# What the task requires:
Search the material below for the string "image" and extract each line that has it.

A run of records

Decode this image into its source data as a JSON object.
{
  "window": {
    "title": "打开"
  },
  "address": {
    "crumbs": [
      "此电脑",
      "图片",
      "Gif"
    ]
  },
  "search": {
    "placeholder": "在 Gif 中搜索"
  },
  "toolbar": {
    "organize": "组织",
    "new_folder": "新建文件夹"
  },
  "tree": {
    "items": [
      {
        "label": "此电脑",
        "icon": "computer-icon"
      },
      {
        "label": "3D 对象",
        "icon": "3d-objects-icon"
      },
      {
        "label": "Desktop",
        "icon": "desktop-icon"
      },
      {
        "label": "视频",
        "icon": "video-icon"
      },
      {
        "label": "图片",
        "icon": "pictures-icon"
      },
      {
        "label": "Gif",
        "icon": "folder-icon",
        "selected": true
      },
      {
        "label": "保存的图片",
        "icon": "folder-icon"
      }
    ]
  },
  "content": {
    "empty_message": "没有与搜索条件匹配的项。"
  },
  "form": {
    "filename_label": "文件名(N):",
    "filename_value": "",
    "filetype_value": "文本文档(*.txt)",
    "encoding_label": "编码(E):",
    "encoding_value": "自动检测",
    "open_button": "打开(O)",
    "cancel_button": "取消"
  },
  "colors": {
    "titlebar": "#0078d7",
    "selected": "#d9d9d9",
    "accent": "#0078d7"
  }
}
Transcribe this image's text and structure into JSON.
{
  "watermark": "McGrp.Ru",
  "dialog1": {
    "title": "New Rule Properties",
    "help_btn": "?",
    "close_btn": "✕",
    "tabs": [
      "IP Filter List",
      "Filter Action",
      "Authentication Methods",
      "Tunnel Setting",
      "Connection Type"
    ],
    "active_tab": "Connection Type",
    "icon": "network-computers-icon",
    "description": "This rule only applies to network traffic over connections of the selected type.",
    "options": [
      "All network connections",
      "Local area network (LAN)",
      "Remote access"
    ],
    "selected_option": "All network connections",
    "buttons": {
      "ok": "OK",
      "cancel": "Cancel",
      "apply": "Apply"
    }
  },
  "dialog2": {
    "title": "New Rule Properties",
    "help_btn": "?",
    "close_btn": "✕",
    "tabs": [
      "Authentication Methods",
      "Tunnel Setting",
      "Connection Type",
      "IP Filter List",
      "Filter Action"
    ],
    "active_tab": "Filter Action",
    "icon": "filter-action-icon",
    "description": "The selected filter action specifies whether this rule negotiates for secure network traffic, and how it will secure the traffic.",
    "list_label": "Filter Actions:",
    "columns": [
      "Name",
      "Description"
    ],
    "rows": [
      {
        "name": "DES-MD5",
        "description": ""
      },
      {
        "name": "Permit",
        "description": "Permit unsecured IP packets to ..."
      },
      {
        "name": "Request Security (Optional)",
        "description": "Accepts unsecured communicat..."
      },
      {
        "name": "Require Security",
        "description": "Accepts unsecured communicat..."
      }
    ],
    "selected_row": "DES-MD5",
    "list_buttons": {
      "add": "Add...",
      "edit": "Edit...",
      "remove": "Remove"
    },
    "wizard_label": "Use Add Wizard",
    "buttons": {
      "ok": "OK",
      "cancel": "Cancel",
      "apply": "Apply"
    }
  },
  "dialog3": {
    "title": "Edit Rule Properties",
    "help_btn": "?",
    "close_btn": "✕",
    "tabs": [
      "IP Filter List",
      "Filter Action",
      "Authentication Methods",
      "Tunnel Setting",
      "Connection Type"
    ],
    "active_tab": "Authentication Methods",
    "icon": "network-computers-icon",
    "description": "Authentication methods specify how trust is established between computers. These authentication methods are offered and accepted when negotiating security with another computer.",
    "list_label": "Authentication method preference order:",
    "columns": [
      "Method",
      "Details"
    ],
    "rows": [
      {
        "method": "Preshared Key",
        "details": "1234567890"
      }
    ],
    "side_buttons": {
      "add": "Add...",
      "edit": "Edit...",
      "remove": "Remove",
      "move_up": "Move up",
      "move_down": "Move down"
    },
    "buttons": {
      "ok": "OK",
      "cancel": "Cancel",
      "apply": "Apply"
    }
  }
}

# Answer:
Decode this image into its source data as a JSON object.
Transcribe this image's text and structure into JSON.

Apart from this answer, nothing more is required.